* ASSIGNMENT:
From the article on measuring NHS patient outcomes, extract the passage that begins with the words "Over 100 years" and ends after the words "(see chart 3).".

* TEXT:

____________________

Published: 03/02/2005, Volume II4, No. 5941 Page 25
How can the NHS ensure the delivery of its key goal of improving patients' quality of life when it has no routine system for measuring the very thing it is trying to improve?
Over 100 years ago, Florence Nightingale devised a simple three-point outcome measure for her patients: relieved, unrelieved and dead. Since then, the NHS has failed even to match this. Indeed, for many years the hospital activity statistics were reported as a composite of two measures - discharges and deaths - making no overt distinction between the two (see charts 1 and 2).
However, measuring health outcomes rather than healthcare outputs is not a technically difficult task.
Over the last 30 years there has been a tremendous growth in the development of instruments, ie questionnaires, designed to quantify health status.
There are currently over 1,200 different measures available; some focus on specific diseases and others on population groups.
Generic measures have also been developed - the short form 36, for example - which aim to capture a person's general health state (see chart 3).
So far, a key application for this sort of measure has been as outcome or effectiveness indicators in clinical trials and other types of evaluations of healthcare interventions. But there is no reason not to use such measures to evaluate other aspects of healthcare services.

____________________

(Records in a dataset)
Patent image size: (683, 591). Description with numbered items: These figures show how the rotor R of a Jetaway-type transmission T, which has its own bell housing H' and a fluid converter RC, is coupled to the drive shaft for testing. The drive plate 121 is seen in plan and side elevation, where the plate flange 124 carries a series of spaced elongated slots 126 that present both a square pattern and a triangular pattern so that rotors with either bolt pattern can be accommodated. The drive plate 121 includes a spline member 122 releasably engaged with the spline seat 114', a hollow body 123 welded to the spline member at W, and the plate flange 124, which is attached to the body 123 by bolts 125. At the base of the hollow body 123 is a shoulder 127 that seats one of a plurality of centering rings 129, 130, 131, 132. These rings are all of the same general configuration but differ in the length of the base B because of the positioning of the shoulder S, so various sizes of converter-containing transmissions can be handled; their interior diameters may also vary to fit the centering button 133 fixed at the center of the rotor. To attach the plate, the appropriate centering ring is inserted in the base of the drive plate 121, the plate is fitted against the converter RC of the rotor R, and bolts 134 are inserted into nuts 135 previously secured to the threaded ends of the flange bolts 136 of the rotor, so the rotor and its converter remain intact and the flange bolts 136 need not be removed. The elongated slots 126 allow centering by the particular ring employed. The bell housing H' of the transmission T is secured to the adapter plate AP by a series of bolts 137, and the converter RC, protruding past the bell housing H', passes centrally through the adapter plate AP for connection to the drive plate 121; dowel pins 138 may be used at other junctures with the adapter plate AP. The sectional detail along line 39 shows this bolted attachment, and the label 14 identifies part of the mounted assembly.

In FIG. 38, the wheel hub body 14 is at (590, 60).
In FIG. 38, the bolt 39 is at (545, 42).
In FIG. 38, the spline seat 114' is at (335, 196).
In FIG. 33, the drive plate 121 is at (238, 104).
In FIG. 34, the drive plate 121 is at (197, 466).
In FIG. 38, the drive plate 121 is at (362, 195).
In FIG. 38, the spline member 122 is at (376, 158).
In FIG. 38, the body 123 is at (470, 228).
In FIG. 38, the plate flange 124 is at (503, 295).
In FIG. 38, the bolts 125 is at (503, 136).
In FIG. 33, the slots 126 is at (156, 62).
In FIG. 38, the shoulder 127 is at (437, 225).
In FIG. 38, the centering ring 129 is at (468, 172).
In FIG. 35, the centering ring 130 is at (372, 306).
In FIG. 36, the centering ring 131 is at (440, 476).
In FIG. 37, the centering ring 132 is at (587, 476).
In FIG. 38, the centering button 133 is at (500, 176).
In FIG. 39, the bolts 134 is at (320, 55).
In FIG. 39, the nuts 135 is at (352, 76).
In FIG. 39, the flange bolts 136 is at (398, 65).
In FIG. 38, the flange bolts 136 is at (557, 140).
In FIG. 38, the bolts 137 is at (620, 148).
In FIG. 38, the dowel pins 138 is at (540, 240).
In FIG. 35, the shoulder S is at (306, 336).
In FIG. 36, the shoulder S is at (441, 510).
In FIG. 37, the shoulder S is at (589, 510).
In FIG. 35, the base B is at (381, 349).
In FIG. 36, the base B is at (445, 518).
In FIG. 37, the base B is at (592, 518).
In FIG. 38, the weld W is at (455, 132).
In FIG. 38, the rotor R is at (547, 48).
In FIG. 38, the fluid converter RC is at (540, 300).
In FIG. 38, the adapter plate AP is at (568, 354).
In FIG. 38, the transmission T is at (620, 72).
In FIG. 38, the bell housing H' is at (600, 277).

____________________

* THE COMPLETED TASK:
Over 100 years ago, Florence Nightingale devised a simple three-point outcome measure for her patients: relieved, unrelieved and dead. Since then, the NHS has failed even to match this. Indeed, for many years the hospital activity statistics were reported as a composite of two measures - discharges and deaths - making no overt distinction between the two (see charts 1 and 2).
However, measuring health outcomes rather than healthcare outputs is not a technically difficult task.
Over the last 30 years there has been a tremendous growth in the development of instruments, ie questionnaires, designed to quantify health status.
There are currently over 1,200 different measures available; some focus on specific diseases and others on population groups.
Generic measures have also been developed - the short form 36, for example - which aim to capture a person's general health state (see chart 3).